### Problem to solve:
List every line below containing "name".

++++++++++++++++++++

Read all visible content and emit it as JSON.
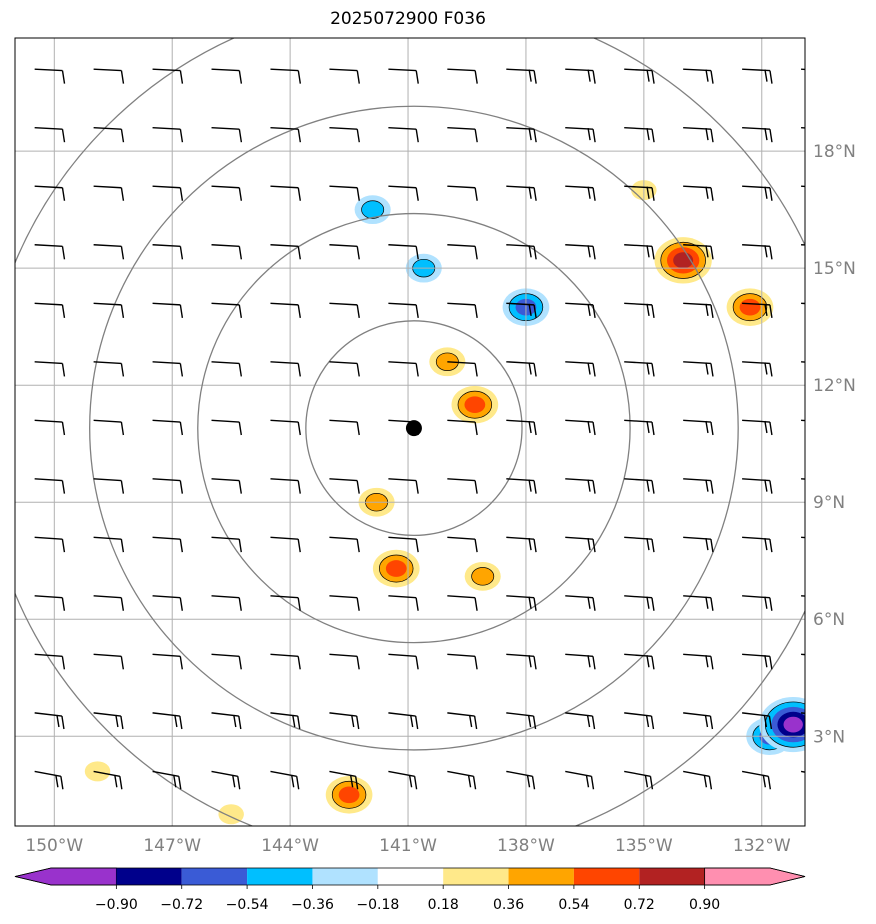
{
  "title": "2025072900 F036",
  "map": {
    "lon_range": [
      -151.0,
      -130.9
    ],
    "lat_range": [
      0.7,
      20.9
    ],
    "lon_ticks": [
      {
        "value": -150,
        "label": "150°W"
      },
      {
        "value": -147,
        "label": "147°W"
      },
      {
        "value": -144,
        "label": "144°W"
      },
      {
        "value": -141,
        "label": "141°W"
      },
      {
        "value": -138,
        "label": "138°W"
      },
      {
        "value": -135,
        "label": "135°W"
      },
      {
        "value": -132,
        "label": "132°W"
      }
    ],
    "lat_ticks": [
      {
        "value": 18,
        "label": "18°N"
      },
      {
        "value": 15,
        "label": "15°N"
      },
      {
        "value": 12,
        "label": "12°N"
      },
      {
        "value": 9,
        "label": "9°N"
      },
      {
        "value": 6,
        "label": "6°N"
      },
      {
        "value": 3,
        "label": "3°N"
      }
    ],
    "grid": true,
    "storm_center": {
      "lon": -140.85,
      "lat": 10.9
    },
    "range_rings_deg": [
      2.75,
      5.5,
      8.25,
      11.0
    ],
    "ring_color": "#808080",
    "grid_color": "#b0b0b0",
    "wind_barbs": {
      "lons": [
        -150.5,
        -149.0,
        -147.5,
        -146.0,
        -144.5,
        -143.0,
        -141.5,
        -140.0,
        -138.5,
        -137.0,
        -135.5,
        -134.0,
        -132.5,
        -131.0
      ],
      "lats": [
        20.1,
        18.6,
        17.1,
        15.6,
        14.1,
        12.6,
        11.1,
        9.6,
        8.1,
        6.6,
        5.1,
        3.6,
        2.1
      ]
    }
  },
  "shading": {
    "variable_levels": [
      -0.9,
      -0.72,
      -0.54,
      -0.36,
      -0.18,
      0.18,
      0.36,
      0.54,
      0.72,
      0.9
    ],
    "tick_labels": [
      "−0.90",
      "−0.72",
      "−0.54",
      "−0.36",
      "−0.18",
      "0.18",
      "0.36",
      "0.54",
      "0.72",
      "0.90"
    ],
    "colors": [
      "#9932cc",
      "#00008b",
      "#3a5bd6",
      "#00bfff",
      "#b0e2ff",
      "#ffffff",
      "#ffe98a",
      "#ffa500",
      "#ff4500",
      "#b22222",
      "#ff8fb0"
    ]
  },
  "features": {
    "positive": [
      {
        "lon": -134.0,
        "lat": 15.2,
        "level": 0.72
      },
      {
        "lon": -132.3,
        "lat": 14.0,
        "level": 0.54
      },
      {
        "lon": -135.0,
        "lat": 17.0,
        "level": 0.18
      },
      {
        "lon": -140.0,
        "lat": 12.6,
        "level": 0.36
      },
      {
        "lon": -139.3,
        "lat": 11.5,
        "level": 0.54
      },
      {
        "lon": -141.8,
        "lat": 9.0,
        "level": 0.36
      },
      {
        "lon": -141.3,
        "lat": 7.3,
        "level": 0.54
      },
      {
        "lon": -139.1,
        "lat": 7.1,
        "level": 0.36
      },
      {
        "lon": -148.9,
        "lat": 2.1,
        "level": 0.18
      },
      {
        "lon": -142.5,
        "lat": 1.5,
        "level": 0.54
      },
      {
        "lon": -145.5,
        "lat": 1.0,
        "level": 0.18
      }
    ],
    "negative": [
      {
        "lon": -141.9,
        "lat": 16.5,
        "level": -0.36
      },
      {
        "lon": -140.6,
        "lat": 15.0,
        "level": -0.36
      },
      {
        "lon": -138.0,
        "lat": 14.0,
        "level": -0.54
      },
      {
        "lon": -131.8,
        "lat": 3.0,
        "level": -0.54
      },
      {
        "lon": -131.2,
        "lat": 3.3,
        "level": -0.9
      }
    ]
  }
}
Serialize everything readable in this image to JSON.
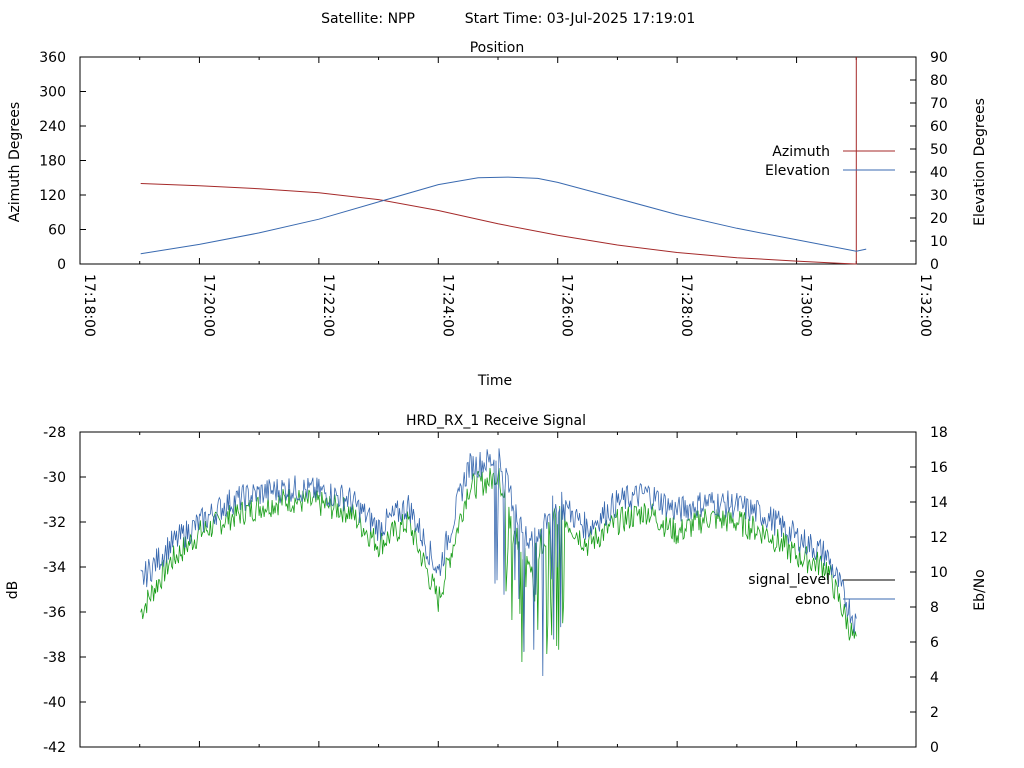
{
  "page": {
    "satellite_label": "Satellite: NPP",
    "start_time_label": "Start Time: 03-Jul-2025 17:19:01"
  },
  "colors": {
    "azimuth": "#a52a2a",
    "elevation": "#3a6ab0",
    "signal_level": "#000000",
    "ebno": "#3a6ab0",
    "green_trace": "#1a9e1a"
  },
  "chart_data": [
    {
      "type": "line",
      "title": "Position",
      "xlabel": "Time",
      "ylabel": "Azimuth Degrees",
      "y2label": "Elevation Degrees",
      "xlim": [
        "17:18:00",
        "17:32:00"
      ],
      "ylim": [
        0,
        360
      ],
      "y2lim": [
        0,
        90
      ],
      "xticks": [
        "17:18:00",
        "17:20:00",
        "17:22:00",
        "17:24:00",
        "17:26:00",
        "17:28:00",
        "17:30:00",
        "17:32:00"
      ],
      "yticks": [
        "0",
        "60",
        "120",
        "180",
        "240",
        "300",
        "360"
      ],
      "y2ticks": [
        "0",
        "10",
        "20",
        "30",
        "40",
        "50",
        "60",
        "70",
        "80",
        "90"
      ],
      "legend_position": "right",
      "series": [
        {
          "name": "Azimuth",
          "axis": "left",
          "x": [
            "17:19:01",
            "17:20:00",
            "17:21:00",
            "17:22:00",
            "17:23:00",
            "17:24:00",
            "17:25:00",
            "17:26:00",
            "17:27:00",
            "17:28:00",
            "17:29:00",
            "17:30:00",
            "17:30:45",
            "17:31:00"
          ],
          "y": [
            140,
            136,
            131,
            124,
            112,
            93,
            70,
            50,
            33,
            20,
            11,
            5,
            1,
            360
          ]
        },
        {
          "name": "Elevation",
          "axis": "right",
          "x": [
            "17:19:01",
            "17:20:00",
            "17:21:00",
            "17:22:00",
            "17:23:00",
            "17:24:00",
            "17:24:40",
            "17:25:10",
            "17:25:40",
            "17:26:00",
            "17:27:00",
            "17:28:00",
            "17:29:00",
            "17:30:00",
            "17:31:00",
            "17:31:10"
          ],
          "y": [
            4.5,
            8.5,
            13.5,
            19.5,
            27,
            34.5,
            37.5,
            37.8,
            37.2,
            35.5,
            28.5,
            21.5,
            15.5,
            10.5,
            5.5,
            6.5
          ]
        }
      ]
    },
    {
      "type": "line",
      "title": "HRD_RX_1 Receive Signal",
      "xlabel": "",
      "ylabel": "dB",
      "y2label": "Eb/No",
      "xlim": [
        "17:18:00",
        "17:32:00"
      ],
      "ylim": [
        -42,
        -28
      ],
      "y2lim": [
        0,
        18
      ],
      "yticks": [
        "-42",
        "-40",
        "-38",
        "-36",
        "-34",
        "-32",
        "-30",
        "-28"
      ],
      "y2ticks": [
        "0",
        "2",
        "4",
        "6",
        "8",
        "10",
        "12",
        "14",
        "16",
        "18"
      ],
      "legend_position": "right",
      "series": [
        {
          "name": "signal_level",
          "axis": "left",
          "x": [
            "17:19:01",
            "17:19:30",
            "17:20:00",
            "17:20:30",
            "17:21:00",
            "17:21:30",
            "17:22:00",
            "17:22:30",
            "17:23:00",
            "17:23:30",
            "17:24:00",
            "17:24:30",
            "17:25:00",
            "17:25:30",
            "17:26:00",
            "17:26:30",
            "17:27:00",
            "17:27:30",
            "17:28:00",
            "17:28:30",
            "17:29:00",
            "17:29:30",
            "17:30:00",
            "17:30:30",
            "17:31:00"
          ],
          "y": [
            -36.0,
            -33.8,
            -32.5,
            -31.8,
            -31.3,
            -31.0,
            -31.2,
            -31.5,
            -33.0,
            -32.0,
            -35.5,
            -30.5,
            -30.0,
            -34.0,
            -31.5,
            -33.0,
            -32.0,
            -31.5,
            -32.5,
            -31.8,
            -32.0,
            -32.5,
            -33.5,
            -34.0,
            -37.5
          ]
        },
        {
          "name": "ebno",
          "axis": "right",
          "x": [
            "17:19:01",
            "17:19:30",
            "17:20:00",
            "17:20:30",
            "17:21:00",
            "17:21:30",
            "17:22:00",
            "17:22:30",
            "17:23:00",
            "17:23:30",
            "17:24:00",
            "17:24:30",
            "17:25:00",
            "17:25:30",
            "17:26:00",
            "17:26:30",
            "17:27:00",
            "17:27:30",
            "17:28:00",
            "17:28:30",
            "17:29:00",
            "17:29:30",
            "17:30:00",
            "17:30:30",
            "17:31:00"
          ],
          "y": [
            9.5,
            11.5,
            12.8,
            14.0,
            14.5,
            14.8,
            14.6,
            14.2,
            12.5,
            13.8,
            10.0,
            16.0,
            16.5,
            11.5,
            14.0,
            12.5,
            14.0,
            14.5,
            13.5,
            14.0,
            13.8,
            13.2,
            12.0,
            11.0,
            7.0
          ]
        }
      ]
    }
  ]
}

++++++++++++++++++++

### Task solution:
          "name": "Azimuth",
          "name": "Elevation",
          "name": "signal_level",
          "name": "ebno",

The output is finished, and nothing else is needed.